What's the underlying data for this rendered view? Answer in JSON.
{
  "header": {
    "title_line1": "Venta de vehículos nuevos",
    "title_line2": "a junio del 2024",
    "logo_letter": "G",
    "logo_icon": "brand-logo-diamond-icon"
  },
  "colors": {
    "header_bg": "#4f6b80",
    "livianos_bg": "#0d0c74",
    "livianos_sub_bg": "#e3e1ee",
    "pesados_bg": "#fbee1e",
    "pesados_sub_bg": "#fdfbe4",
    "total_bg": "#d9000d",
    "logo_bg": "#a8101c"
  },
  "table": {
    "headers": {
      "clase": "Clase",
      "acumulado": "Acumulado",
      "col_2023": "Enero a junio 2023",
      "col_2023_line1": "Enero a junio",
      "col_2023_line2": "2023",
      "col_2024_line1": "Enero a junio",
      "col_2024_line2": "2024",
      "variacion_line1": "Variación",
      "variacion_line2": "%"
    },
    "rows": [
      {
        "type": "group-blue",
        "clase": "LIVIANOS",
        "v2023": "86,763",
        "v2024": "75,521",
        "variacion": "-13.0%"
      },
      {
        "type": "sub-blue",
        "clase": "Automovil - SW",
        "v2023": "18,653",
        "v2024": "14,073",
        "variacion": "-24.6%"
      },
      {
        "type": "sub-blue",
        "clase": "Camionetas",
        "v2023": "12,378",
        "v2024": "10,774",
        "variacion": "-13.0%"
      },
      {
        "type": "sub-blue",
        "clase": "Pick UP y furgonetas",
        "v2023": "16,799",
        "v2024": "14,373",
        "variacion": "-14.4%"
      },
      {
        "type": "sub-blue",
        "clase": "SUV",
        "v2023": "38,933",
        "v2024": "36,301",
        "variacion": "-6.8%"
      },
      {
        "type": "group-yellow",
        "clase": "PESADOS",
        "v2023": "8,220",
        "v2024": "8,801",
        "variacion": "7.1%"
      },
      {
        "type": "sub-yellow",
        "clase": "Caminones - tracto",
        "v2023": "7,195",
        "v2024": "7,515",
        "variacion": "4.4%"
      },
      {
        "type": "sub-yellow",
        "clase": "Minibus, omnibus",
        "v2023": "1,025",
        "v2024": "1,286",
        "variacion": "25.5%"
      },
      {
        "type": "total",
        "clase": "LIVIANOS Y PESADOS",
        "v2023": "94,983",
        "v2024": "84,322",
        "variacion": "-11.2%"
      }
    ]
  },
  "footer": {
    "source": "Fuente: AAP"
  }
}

--

Work required - Quote every line of the data, word for word.

Result of this task -
What's the underlying data for this rendered view? Answer in JSON.
{
  "header": {
    "title_line1": "Venta de vehículos nuevos",
    "title_line2": "a junio del 2024",
    "logo_letter": "G",
    "logo_icon": "brand-logo-diamond-icon"
  },
  "colors": {
    "header_bg": "#4f6b80",
    "livianos_bg": "#0d0c74",
    "livianos_sub_bg": "#e3e1ee",
    "pesados_bg": "#fbee1e",
    "pesados_sub_bg": "#fdfbe4",
    "total_bg": "#d9000d",
    "logo_bg": "#a8101c"
  },
  "table": {
    "headers": {
      "clase": "Clase",
      "acumulado": "Acumulado",
      "col_2023": "Enero a junio 2023",
      "col_2023_line1": "Enero a junio",
      "col_2023_line2": "2023",
      "col_2024_line1": "Enero a junio",
      "col_2024_line2": "2024",
      "variacion_line1": "Variación",
      "variacion_line2": "%"
    },
    "rows": [
      {
        "type": "group-blue",
        "clase": "LIVIANOS",
        "v2023": "86,763",
        "v2024": "75,521",
        "variacion": "-13.0%"
      },
      {
        "type": "sub-blue",
        "clase": "Automovil - SW",
        "v2023": "18,653",
        "v2024": "14,073",
        "variacion": "-24.6%"
      },
      {
        "type": "sub-blue",
        "clase": "Camionetas",
        "v2023": "12,378",
        "v2024": "10,774",
        "variacion": "-13.0%"
      },
      {
        "type": "sub-blue",
        "clase": "Pick UP y furgonetas",
        "v2023": "16,799",
        "v2024": "14,373",
        "variacion": "-14.4%"
      },
      {
        "type": "sub-blue",
        "clase": "SUV",
        "v2023": "38,933",
        "v2024": "36,301",
        "variacion": "-6.8%"
      },
      {
        "type": "group-yellow",
        "clase": "PESADOS",
        "v2023": "8,220",
        "v2024": "8,801",
        "variacion": "7.1%"
      },
      {
        "type": "sub-yellow",
        "clase": "Caminones - tracto",
        "v2023": "7,195",
        "v2024": "7,515",
        "variacion": "4.4%"
      },
      {
        "type": "sub-yellow",
        "clase": "Minibus, omnibus",
        "v2023": "1,025",
        "v2024": "1,286",
        "variacion": "25.5%"
      },
      {
        "type": "total",
        "clase": "LIVIANOS Y PESADOS",
        "v2023": "94,983",
        "v2024": "84,322",
        "variacion": "-11.2%"
      }
    ]
  },
  "footer": {
    "source": "Fuente: AAP"
  }
}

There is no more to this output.